• _Written request_: Leaving out the pictures, retype all the material exactly.
━━━━━ Data shown
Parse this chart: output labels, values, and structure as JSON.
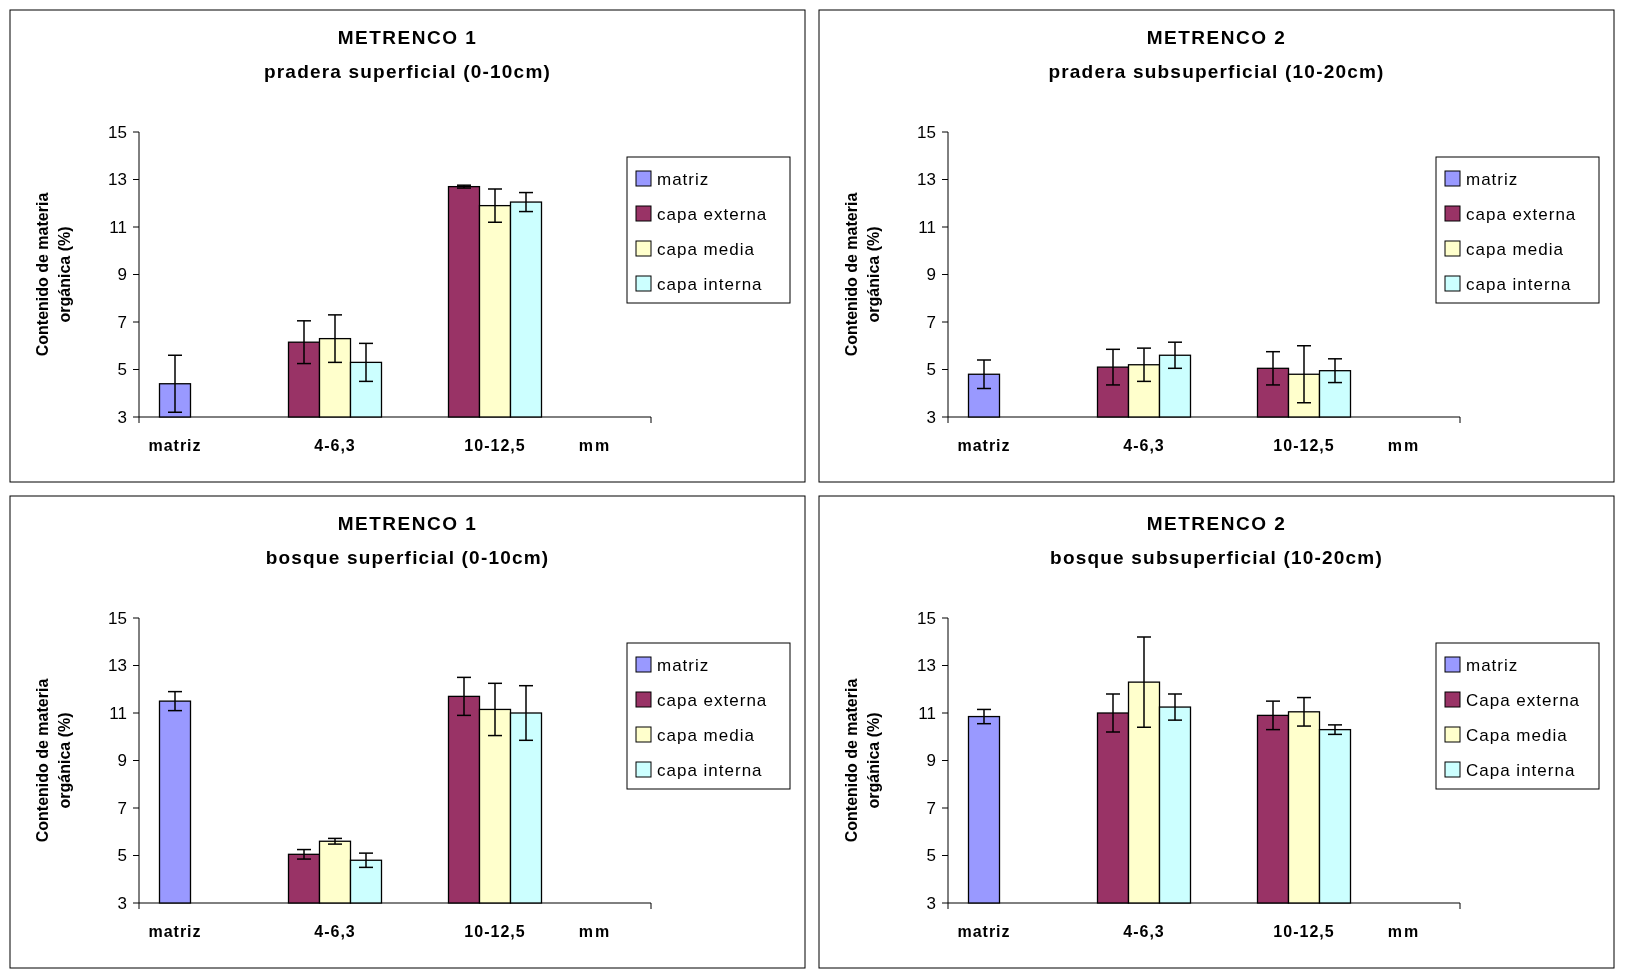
{
  "chart_data": [
    {
      "type": "bar",
      "title": "METRENCO 1",
      "subtitle": "pradera superficial (0-10cm)",
      "xlabel": "mm",
      "ylabel": "Contenido de materia\norgánica (%)",
      "categories": [
        "matriz",
        "4-6,3",
        "10-12,5"
      ],
      "ylim": [
        3,
        15
      ],
      "yticks": [
        3,
        5,
        7,
        9,
        11,
        13,
        15
      ],
      "legend": "right",
      "series": [
        {
          "name": "matriz",
          "color": "#9999ff",
          "values": [
            4.4,
            null,
            null
          ],
          "errors": [
            1.2,
            null,
            null
          ]
        },
        {
          "name": "capa externa",
          "color": "#993366",
          "values": [
            null,
            6.15,
            12.7
          ],
          "errors": [
            null,
            0.9,
            0.06
          ]
        },
        {
          "name": "capa media",
          "color": "#ffffcc",
          "values": [
            null,
            6.3,
            11.9
          ],
          "errors": [
            null,
            1.0,
            0.7
          ]
        },
        {
          "name": "capa interna",
          "color": "#ccffff",
          "values": [
            null,
            5.3,
            12.05
          ],
          "errors": [
            null,
            0.8,
            0.4
          ]
        }
      ]
    },
    {
      "type": "bar",
      "title": "METRENCO 2",
      "subtitle": "pradera subsuperficial (10-20cm)",
      "xlabel": "mm",
      "ylabel": "Contenido de materia\norgánica (%)",
      "categories": [
        "matriz",
        "4-6,3",
        "10-12,5"
      ],
      "ylim": [
        3,
        15
      ],
      "yticks": [
        3,
        5,
        7,
        9,
        11,
        13,
        15
      ],
      "legend": "right",
      "series": [
        {
          "name": "matriz",
          "color": "#9999ff",
          "values": [
            4.8,
            null,
            null
          ],
          "errors": [
            0.6,
            null,
            null
          ]
        },
        {
          "name": "capa externa",
          "color": "#993366",
          "values": [
            null,
            5.1,
            5.05
          ],
          "errors": [
            null,
            0.75,
            0.7
          ]
        },
        {
          "name": "capa media",
          "color": "#ffffcc",
          "values": [
            null,
            5.2,
            4.8
          ],
          "errors": [
            null,
            0.7,
            1.2
          ]
        },
        {
          "name": "capa interna",
          "color": "#ccffff",
          "values": [
            null,
            5.6,
            4.95
          ],
          "errors": [
            null,
            0.55,
            0.5
          ]
        }
      ]
    },
    {
      "type": "bar",
      "title": "METRENCO 1",
      "subtitle": "bosque superficial (0-10cm)",
      "xlabel": "mm",
      "ylabel": "Contenido de materia\norgánica (%)",
      "categories": [
        "matriz",
        "4-6,3",
        "10-12,5"
      ],
      "ylim": [
        3,
        15
      ],
      "yticks": [
        3,
        5,
        7,
        9,
        11,
        13,
        15
      ],
      "legend": "right",
      "series": [
        {
          "name": "matriz",
          "color": "#9999ff",
          "values": [
            11.5,
            null,
            null
          ],
          "errors": [
            0.4,
            null,
            null
          ]
        },
        {
          "name": "capa externa",
          "color": "#993366",
          "values": [
            null,
            5.05,
            11.7
          ],
          "errors": [
            null,
            0.2,
            0.8
          ]
        },
        {
          "name": "capa media",
          "color": "#ffffcc",
          "values": [
            null,
            5.6,
            11.15
          ],
          "errors": [
            null,
            0.12,
            1.1
          ]
        },
        {
          "name": "capa interna",
          "color": "#ccffff",
          "values": [
            null,
            4.8,
            11.0
          ],
          "errors": [
            null,
            0.3,
            1.15
          ]
        }
      ]
    },
    {
      "type": "bar",
      "title": "METRENCO 2",
      "subtitle": "bosque subsuperficial (10-20cm)",
      "xlabel": "mm",
      "ylabel": "Contenido de materia\norgánica (%)",
      "categories": [
        "matriz",
        "4-6,3",
        "10-12,5"
      ],
      "ylim": [
        3,
        15
      ],
      "yticks": [
        3,
        5,
        7,
        9,
        11,
        13,
        15
      ],
      "legend": "right",
      "series": [
        {
          "name": "matriz",
          "color": "#9999ff",
          "values": [
            10.85,
            null,
            null
          ],
          "errors": [
            0.3,
            null,
            null
          ]
        },
        {
          "name": "Capa externa",
          "color": "#993366",
          "values": [
            null,
            11.0,
            10.9
          ],
          "errors": [
            null,
            0.8,
            0.6
          ]
        },
        {
          "name": "Capa media",
          "color": "#ffffcc",
          "values": [
            null,
            12.3,
            11.05
          ],
          "errors": [
            null,
            1.9,
            0.6
          ]
        },
        {
          "name": "Capa interna",
          "color": "#ccffff",
          "values": [
            null,
            11.25,
            10.3
          ],
          "errors": [
            null,
            0.55,
            0.2
          ]
        }
      ]
    }
  ]
}
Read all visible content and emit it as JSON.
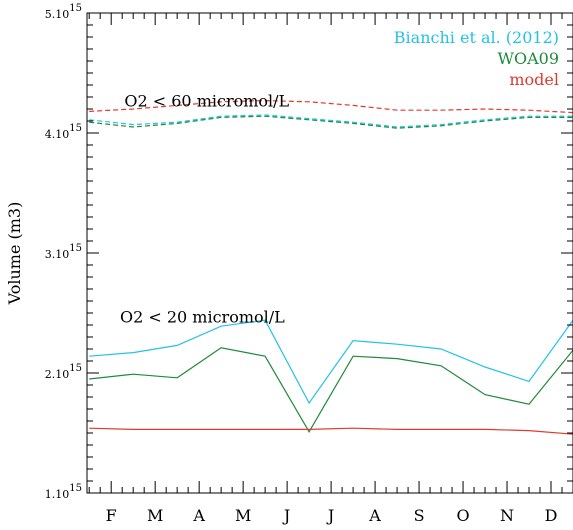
━━━━━━━━━━
• _Full response_:
Parse this chart: output labels, values, and structure as JSON.
{
  "chart_data": [
    {
      "type": "bar",
      "title": "METRENCO 1",
      "subtitle": "pradera superficial (0-10cm)",
      "xlabel": "mm",
      "ylabel": "Contenido de materia\norgánica (%)",
      "categories": [
        "matriz",
        "4-6,3",
        "10-12,5"
      ],
      "ylim": [
        3,
        15
      ],
      "yticks": [
        3,
        5,
        7,
        9,
        11,
        13,
        15
      ],
      "legend": "right",
      "series": [
        {
          "name": "matriz",
          "color": "#9999ff",
          "values": [
            4.4,
            null,
            null
          ],
          "errors": [
            1.2,
            null,
            null
          ]
        },
        {
          "name": "capa externa",
          "color": "#993366",
          "values": [
            null,
            6.15,
            12.7
          ],
          "errors": [
            null,
            0.9,
            0.06
          ]
        },
        {
          "name": "capa media",
          "color": "#ffffcc",
          "values": [
            null,
            6.3,
            11.9
          ],
          "errors": [
            null,
            1.0,
            0.7
          ]
        },
        {
          "name": "capa interna",
          "color": "#ccffff",
          "values": [
            null,
            5.3,
            12.05
          ],
          "errors": [
            null,
            0.8,
            0.4
          ]
        }
      ]
    },
    {
      "type": "bar",
      "title": "METRENCO 2",
      "subtitle": "pradera subsuperficial (10-20cm)",
      "xlabel": "mm",
      "ylabel": "Contenido de materia\norgánica (%)",
      "categories": [
        "matriz",
        "4-6,3",
        "10-12,5"
      ],
      "ylim": [
        3,
        15
      ],
      "yticks": [
        3,
        5,
        7,
        9,
        11,
        13,
        15
      ],
      "legend": "right",
      "series": [
        {
          "name": "matriz",
          "color": "#9999ff",
          "values": [
            4.8,
            null,
            null
          ],
          "errors": [
            0.6,
            null,
            null
          ]
        },
        {
          "name": "capa externa",
          "color": "#993366",
          "values": [
            null,
            5.1,
            5.05
          ],
          "errors": [
            null,
            0.75,
            0.7
          ]
        },
        {
          "name": "capa media",
          "color": "#ffffcc",
          "values": [
            null,
            5.2,
            4.8
          ],
          "errors": [
            null,
            0.7,
            1.2
          ]
        },
        {
          "name": "capa interna",
          "color": "#ccffff",
          "values": [
            null,
            5.6,
            4.95
          ],
          "errors": [
            null,
            0.55,
            0.5
          ]
        }
      ]
    },
    {
      "type": "bar",
      "title": "METRENCO 1",
      "subtitle": "bosque superficial (0-10cm)",
      "xlabel": "mm",
      "ylabel": "Contenido de materia\norgánica (%)",
      "categories": [
        "matriz",
        "4-6,3",
        "10-12,5"
      ],
      "ylim": [
        3,
        15
      ],
      "yticks": [
        3,
        5,
        7,
        9,
        11,
        13,
        15
      ],
      "legend": "right",
      "series": [
        {
          "name": "matriz",
          "color": "#9999ff",
          "values": [
            11.5,
            null,
            null
          ],
          "errors": [
            0.4,
            null,
            null
          ]
        },
        {
          "name": "capa externa",
          "color": "#993366",
          "values": [
            null,
            5.05,
            11.7
          ],
          "errors": [
            null,
            0.2,
            0.8
          ]
        },
        {
          "name": "capa media",
          "color": "#ffffcc",
          "values": [
            null,
            5.6,
            11.15
          ],
          "errors": [
            null,
            0.12,
            1.1
          ]
        },
        {
          "name": "capa interna",
          "color": "#ccffff",
          "values": [
            null,
            4.8,
            11.0
          ],
          "errors": [
            null,
            0.3,
            1.15
          ]
        }
      ]
    },
    {
      "type": "bar",
      "title": "METRENCO 2",
      "subtitle": "bosque subsuperficial (10-20cm)",
      "xlabel": "mm",
      "ylabel": "Contenido de materia\norgánica (%)",
      "categories": [
        "matriz",
        "4-6,3",
        "10-12,5"
      ],
      "ylim": [
        3,
        15
      ],
      "yticks": [
        3,
        5,
        7,
        9,
        11,
        13,
        15
      ],
      "legend": "right",
      "series": [
        {
          "name": "matriz",
          "color": "#9999ff",
          "values": [
            10.85,
            null,
            null
          ],
          "errors": [
            0.3,
            null,
            null
          ]
        },
        {
          "name": "Capa externa",
          "color": "#993366",
          "values": [
            null,
            11.0,
            10.9
          ],
          "errors": [
            null,
            0.8,
            0.6
          ]
        },
        {
          "name": "Capa media",
          "color": "#ffffcc",
          "values": [
            null,
            12.3,
            11.05
          ],
          "errors": [
            null,
            1.9,
            0.6
          ]
        },
        {
          "name": "Capa interna",
          "color": "#ccffff",
          "values": [
            null,
            11.25,
            10.3
          ],
          "errors": [
            null,
            0.55,
            0.2
          ]
        }
      ]
    }
  ]
}
Read all visible content and emit it as JSON.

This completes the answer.